| TASK GOAL |
Retype the records below exactly as they appear, but leave out any pictures.

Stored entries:
-- -- --
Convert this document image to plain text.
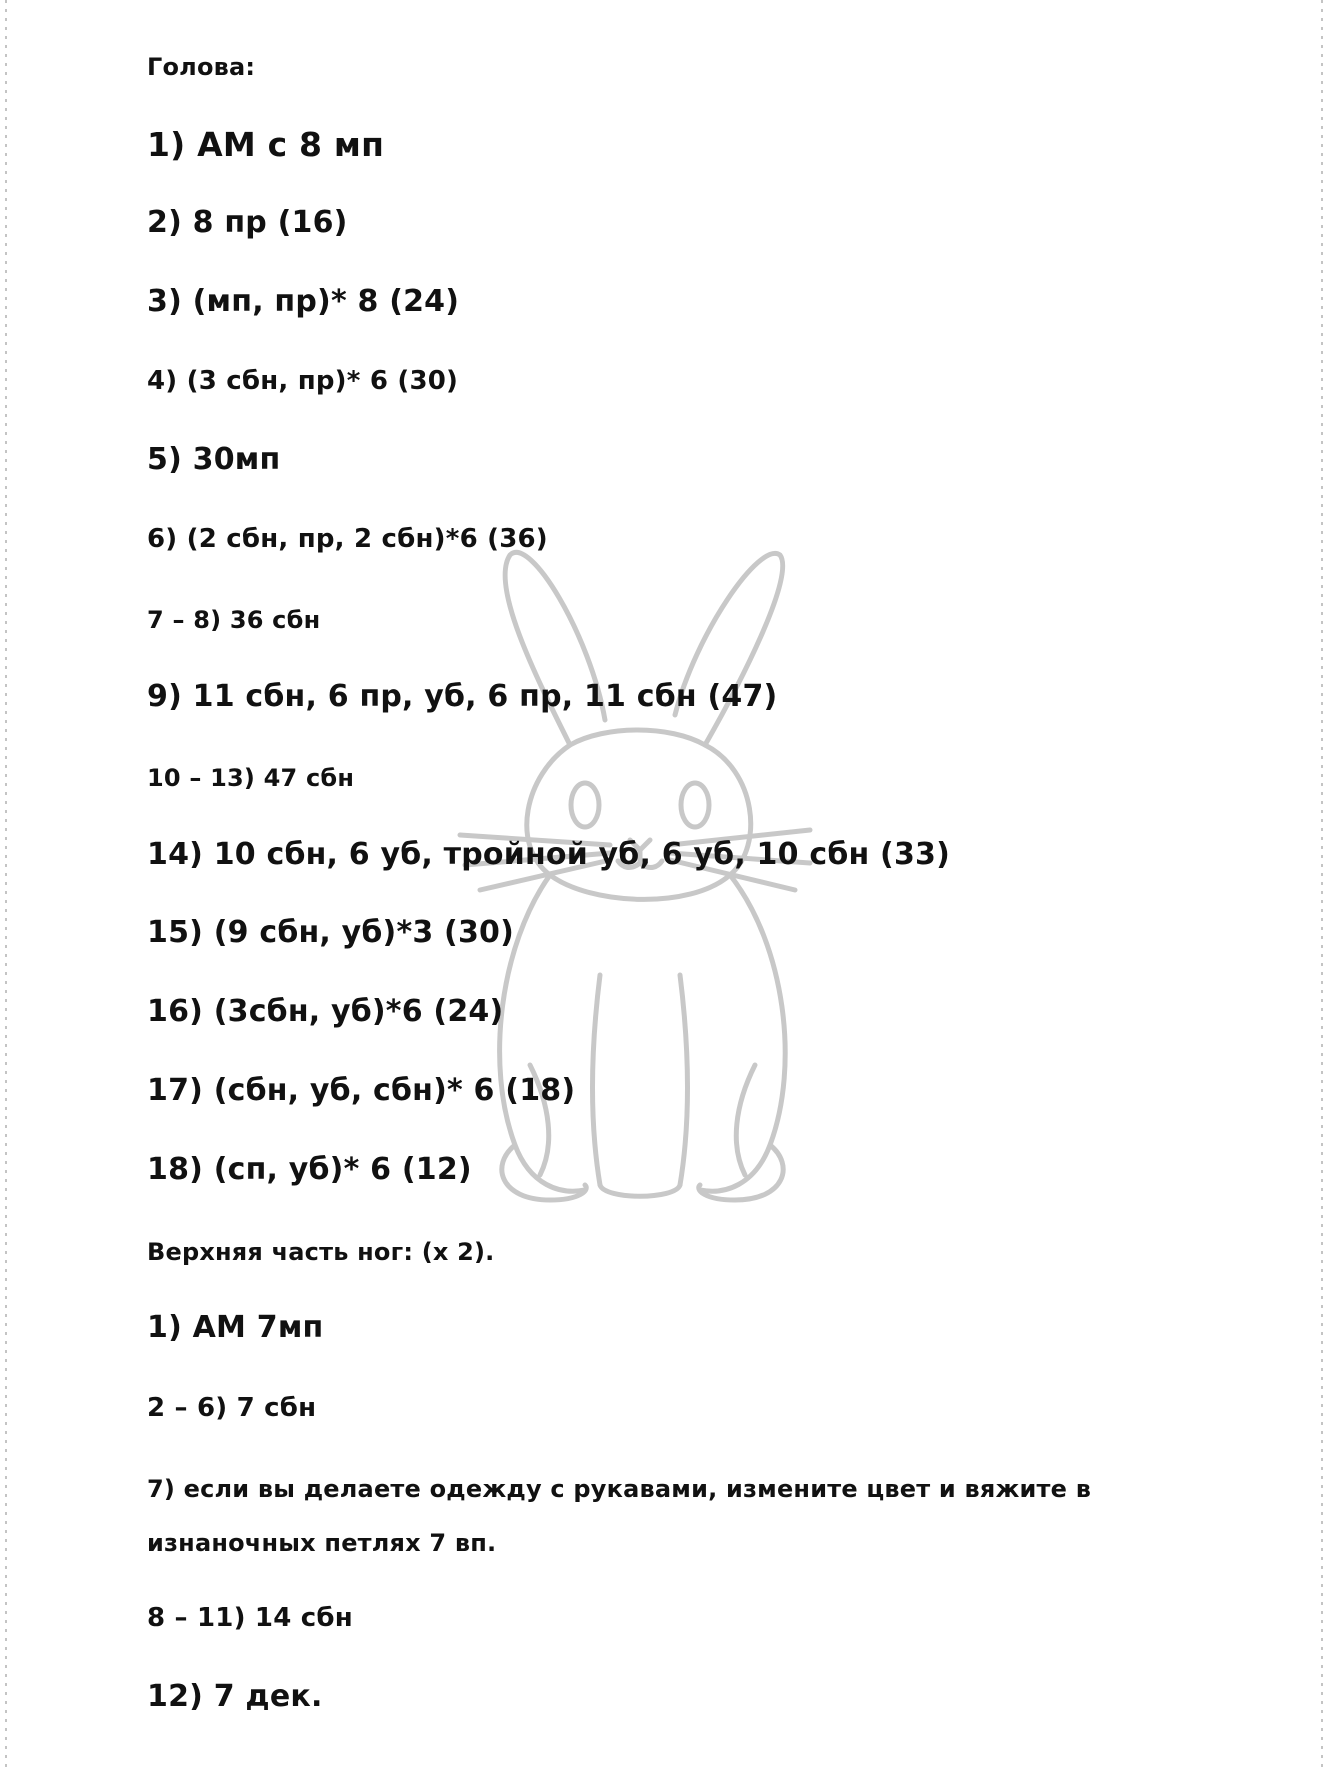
Голова:
1) АМ с 8 мп
2) 8 пр (16)
3) (мп, пр)* 8 (24)
4) (3 сбн, пр)* 6 (30)
5) 30мп
6) (2 сбн, пр, 2 сбн)*6 (36)
7 – 8) 36 сбн
9) 11 сбн, 6 пр, уб, 6 пр, 11 сбн (47)
10 – 13) 47 сбн
14) 10 сбн, 6 уб, тройной уб, 6 уб, 10 сбн (33)
15) (9 сбн, уб)*3 (30)
16) (3сбн, уб)*6 (24)
17) (сбн, уб, сбн)* 6 (18)
18) (сп, уб)* 6 (12)
Верхняя часть ног: (х 2).
1) АМ 7мп
2 – 6) 7 сбн
7) если вы делаете одежду с рукавами, измените цвет и вяжите в
изнаночных петлях 7 вп.
8 – 11) 14 сбн
12) 7 дек.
-- -- --
| ANSWER TO THE TASK |
Convert this document image to plain text.
Голова:
1) АМ с 8 мп
2) 8 пр (16)
3) (мп, пр)* 8 (24)
4) (3 сбн, пр)* 6 (30)
5) 30мп
6) (2 сбн, пр, 2 сбн)*6 (36)
7 – 8) 36 сбн
9) 11 сбн, 6 пр, уб, 6 пр, 11 сбн (47)
10 – 13) 47 сбн
14) 10 сбн, 6 уб, тройной уб, 6 уб, 10 сбн (33)
15) (9 сбн, уб)*3 (30)
16) (3сбн, уб)*6 (24)
17) (сбн, уб, сбн)* 6 (18)
18) (сп, уб)* 6 (12)
Верхняя часть ног: (х 2).
1) АМ 7мп
2 – 6) 7 сбн
7) если вы делаете одежду с рукавами, измените цвет и вяжите в
изнаночных петлях 7 вп.
8 – 11) 14 сбн
12) 7 дек.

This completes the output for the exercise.